▶ THE TASK
Pictures should be excluded; otherwise, copy every entry exactly.

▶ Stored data

»»

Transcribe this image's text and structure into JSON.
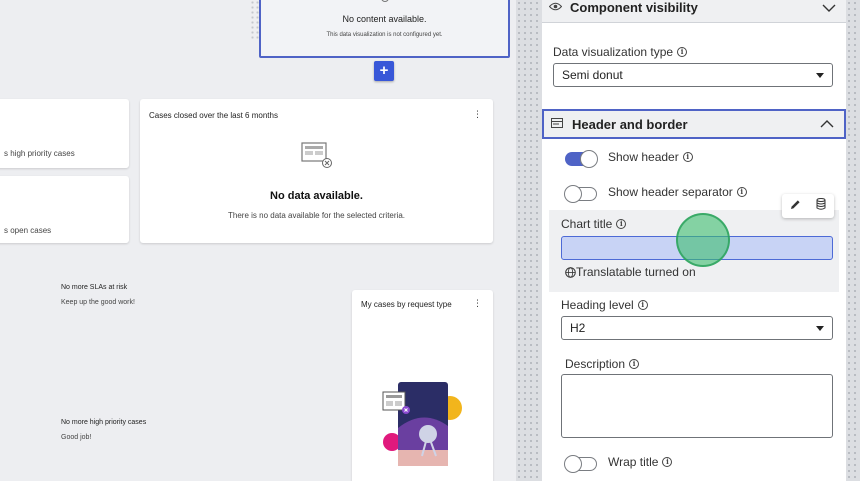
{
  "canvas": {
    "top_widget": {
      "title": "No content available.",
      "subtitle": "This data visualization is not configured yet."
    },
    "add_button": "+",
    "card_high_priority": {
      "text": "s high priority cases"
    },
    "card_open_cases": {
      "text": "s open cases"
    },
    "card_cases_closed": {
      "title": "Cases closed over the last 6 months",
      "heading": "No data available.",
      "text": "There is no data available for the selected criteria."
    },
    "sla_message": {
      "title": "No more SLAs at risk",
      "text": "Keep up the good work!"
    },
    "priority_message": {
      "title": "No more high priority cases",
      "text": "Good job!"
    },
    "card_request_type": {
      "title": "My cases by request type"
    },
    "kebab": "⋮"
  },
  "panel": {
    "component_visibility": {
      "title": "Component visibility",
      "icon": "eye-icon"
    },
    "data_viz_type": {
      "label": "Data visualization type",
      "value": "Semi donut"
    },
    "header_and_border": {
      "title": "Header and border",
      "icon": "window-icon"
    },
    "show_header": {
      "label": "Show header",
      "on": true
    },
    "show_header_separator": {
      "label": "Show header separator",
      "on": false
    },
    "chart_title": {
      "label": "Chart title",
      "value": "",
      "translatable": "Translatable turned on"
    },
    "heading_level": {
      "label": "Heading level",
      "value": "H2"
    },
    "description": {
      "label": "Description",
      "value": ""
    },
    "wrap_title": {
      "label": "Wrap title",
      "on": false
    }
  },
  "colors": {
    "accent": "#3857d8",
    "toggle_on": "#4f63c6",
    "selection_border": "#4f63c6",
    "input_highlight": "#c8d3f5"
  }
}
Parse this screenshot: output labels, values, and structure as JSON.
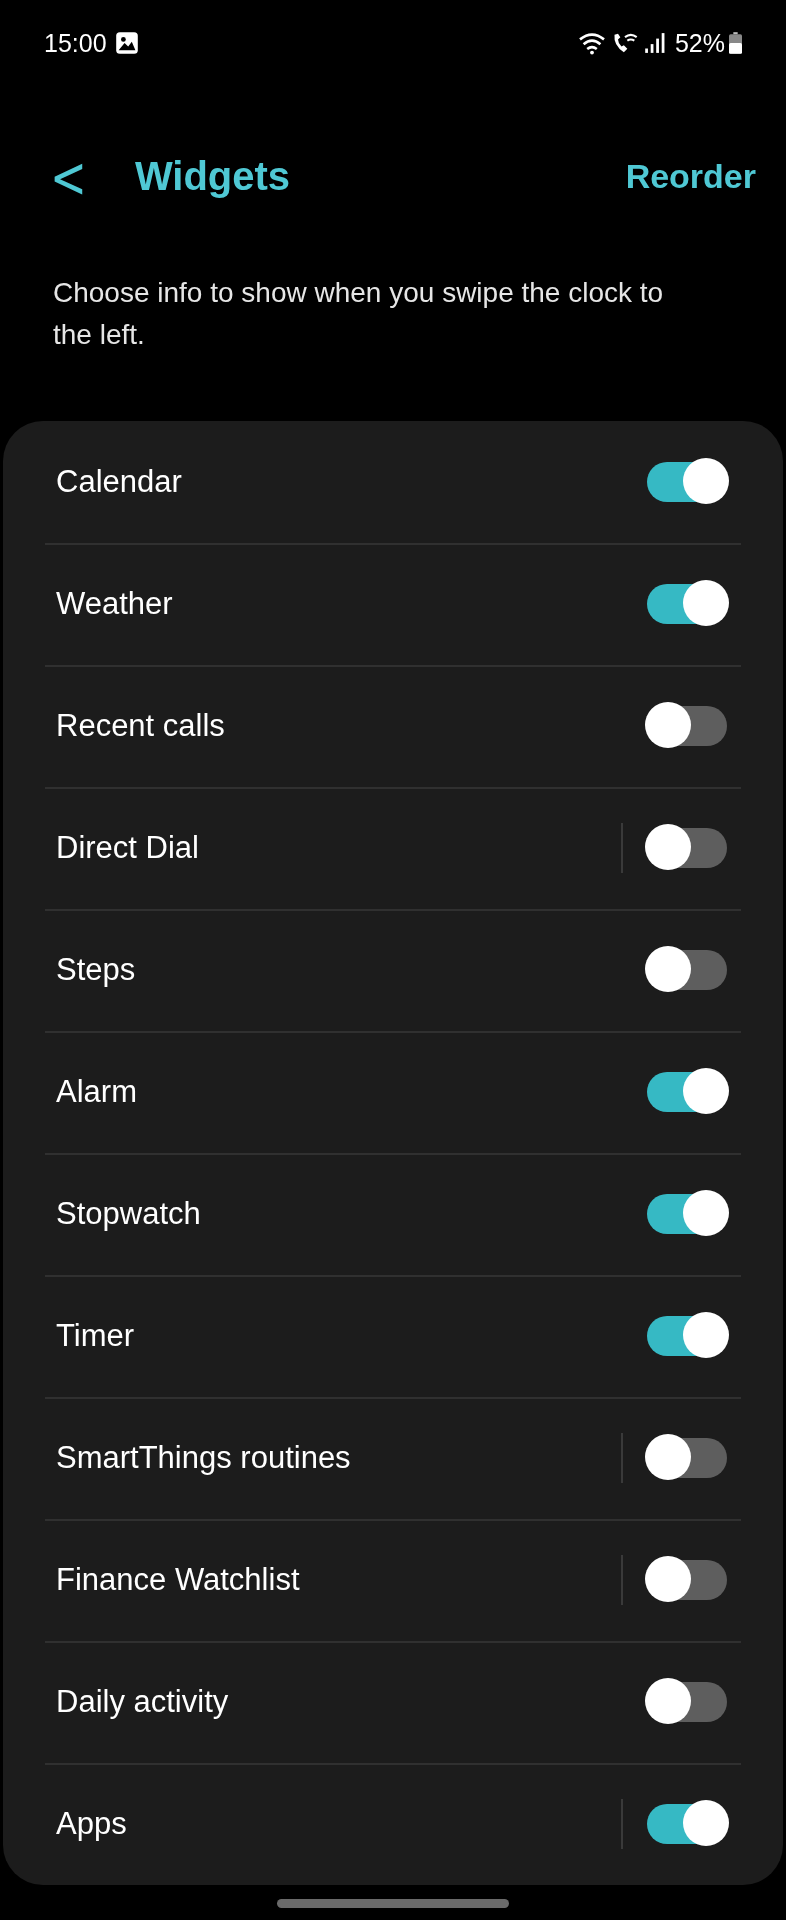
{
  "status_bar": {
    "time": "15:00",
    "battery": "52%"
  },
  "header": {
    "back": "<",
    "title": "Widgets",
    "action": "Reorder"
  },
  "description": "Choose info to show when you swipe the clock to the left.",
  "widgets": [
    {
      "label": "Calendar",
      "on": true,
      "separator": false
    },
    {
      "label": "Weather",
      "on": true,
      "separator": false
    },
    {
      "label": "Recent calls",
      "on": false,
      "separator": false
    },
    {
      "label": "Direct Dial",
      "on": false,
      "separator": true
    },
    {
      "label": "Steps",
      "on": false,
      "separator": false
    },
    {
      "label": "Alarm",
      "on": true,
      "separator": false
    },
    {
      "label": "Stopwatch",
      "on": true,
      "separator": false
    },
    {
      "label": "Timer",
      "on": true,
      "separator": false
    },
    {
      "label": "SmartThings routines",
      "on": false,
      "separator": true
    },
    {
      "label": "Finance Watchlist",
      "on": false,
      "separator": true
    },
    {
      "label": "Daily activity",
      "on": false,
      "separator": false
    },
    {
      "label": "Apps",
      "on": true,
      "separator": true
    }
  ]
}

««

▶ TASK ANSWER
Transcribe this image's text and structure into JSON.
{
  "canvas": {
    "top_widget": {
      "title": "No content available.",
      "subtitle": "This data visualization is not configured yet."
    },
    "add_button": "+",
    "card_high_priority": {
      "text": "s high priority cases"
    },
    "card_open_cases": {
      "text": "s open cases"
    },
    "card_cases_closed": {
      "title": "Cases closed over the last 6 months",
      "heading": "No data available.",
      "text": "There is no data available for the selected criteria."
    },
    "sla_message": {
      "title": "No more SLAs at risk",
      "text": "Keep up the good work!"
    },
    "priority_message": {
      "title": "No more high priority cases",
      "text": "Good job!"
    },
    "card_request_type": {
      "title": "My cases by request type"
    },
    "kebab": "⋮"
  },
  "panel": {
    "component_visibility": {
      "title": "Component visibility",
      "icon": "eye-icon"
    },
    "data_viz_type": {
      "label": "Data visualization type",
      "value": "Semi donut"
    },
    "header_and_border": {
      "title": "Header and border",
      "icon": "window-icon"
    },
    "show_header": {
      "label": "Show header",
      "on": true
    },
    "show_header_separator": {
      "label": "Show header separator",
      "on": false
    },
    "chart_title": {
      "label": "Chart title",
      "value": "",
      "translatable": "Translatable turned on"
    },
    "heading_level": {
      "label": "Heading level",
      "value": "H2"
    },
    "description": {
      "label": "Description",
      "value": ""
    },
    "wrap_title": {
      "label": "Wrap title",
      "on": false
    }
  },
  "colors": {
    "accent": "#3857d8",
    "toggle_on": "#4f63c6",
    "selection_border": "#4f63c6",
    "input_highlight": "#c8d3f5"
  }
}
Parse this screenshot: output labels, values, and structure as JSON.
{
  "status_bar": {
    "time": "15:00",
    "battery": "52%"
  },
  "header": {
    "back": "<",
    "title": "Widgets",
    "action": "Reorder"
  },
  "description": "Choose info to show when you swipe the clock to the left.",
  "widgets": [
    {
      "label": "Calendar",
      "on": true,
      "separator": false
    },
    {
      "label": "Weather",
      "on": true,
      "separator": false
    },
    {
      "label": "Recent calls",
      "on": false,
      "separator": false
    },
    {
      "label": "Direct Dial",
      "on": false,
      "separator": true
    },
    {
      "label": "Steps",
      "on": false,
      "separator": false
    },
    {
      "label": "Alarm",
      "on": true,
      "separator": false
    },
    {
      "label": "Stopwatch",
      "on": true,
      "separator": false
    },
    {
      "label": "Timer",
      "on": true,
      "separator": false
    },
    {
      "label": "SmartThings routines",
      "on": false,
      "separator": true
    },
    {
      "label": "Finance Watchlist",
      "on": false,
      "separator": true
    },
    {
      "label": "Daily activity",
      "on": false,
      "separator": false
    },
    {
      "label": "Apps",
      "on": true,
      "separator": true
    }
  ]
}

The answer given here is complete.